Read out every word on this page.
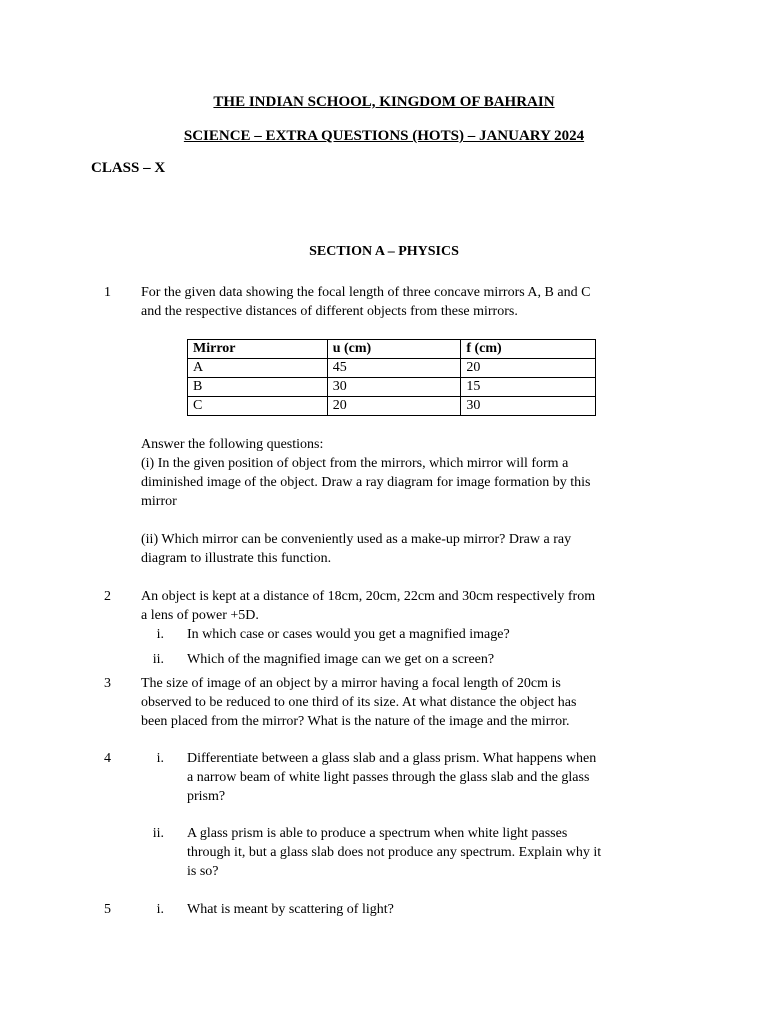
THE INDIAN SCHOOL, KINGDOM OF BAHRAIN
SCIENCE – EXTRA QUESTIONS (HOTS) – JANUARY 2024
CLASS – X
SECTION A – PHYSICS
1 For the given data showing the focal length of three concave mirrors A, B and C and the respective distances of different objects from these mirrors.
Mirror	u (cm)	f (cm)
A	45	20
B	30	15
C	20	30
Answer the following questions:
(i) In the given position of object from the mirrors, which mirror will form a diminished image of the object. Draw a ray diagram for image formation by this mirror
(ii) Which mirror can be conveniently used as a make-up mirror? Draw a ray diagram to illustrate this function.
2 An object is kept at a distance of 18cm, 20cm, 22cm and 30cm respectively from a lens of power +5D.
i. In which case or cases would you get a magnified image?
ii. Which of the magnified image can we get on a screen?
3 The size of image of an object by a mirror having a focal length of 20cm is observed to be reduced to one third of its size. At what distance the object has been placed from the mirror? What is the nature of the image and the mirror.
4	i. Differentiate between a glass slab and a glass prism. What happens when a narrow beam of white light passes through the glass slab and the glass prism?
ii. A glass prism is able to produce a spectrum when white light passes through it, but a glass slab does not produce any spectrum. Explain why it is so?
5	i. What is meant by scattering of light?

:: WHAT TO WORK ON ::
Write down every line of the data above that includes the string "diagram".

:: ANSWER TO THE EXERCISE ::
(i) In the given position of object from the mirrors, which mirror will form a diminished image of the object. Draw a ray diagram for image formation by this mirror
(ii) Which mirror can be conveniently used as a make-up mirror? Draw a ray diagram to illustrate this function.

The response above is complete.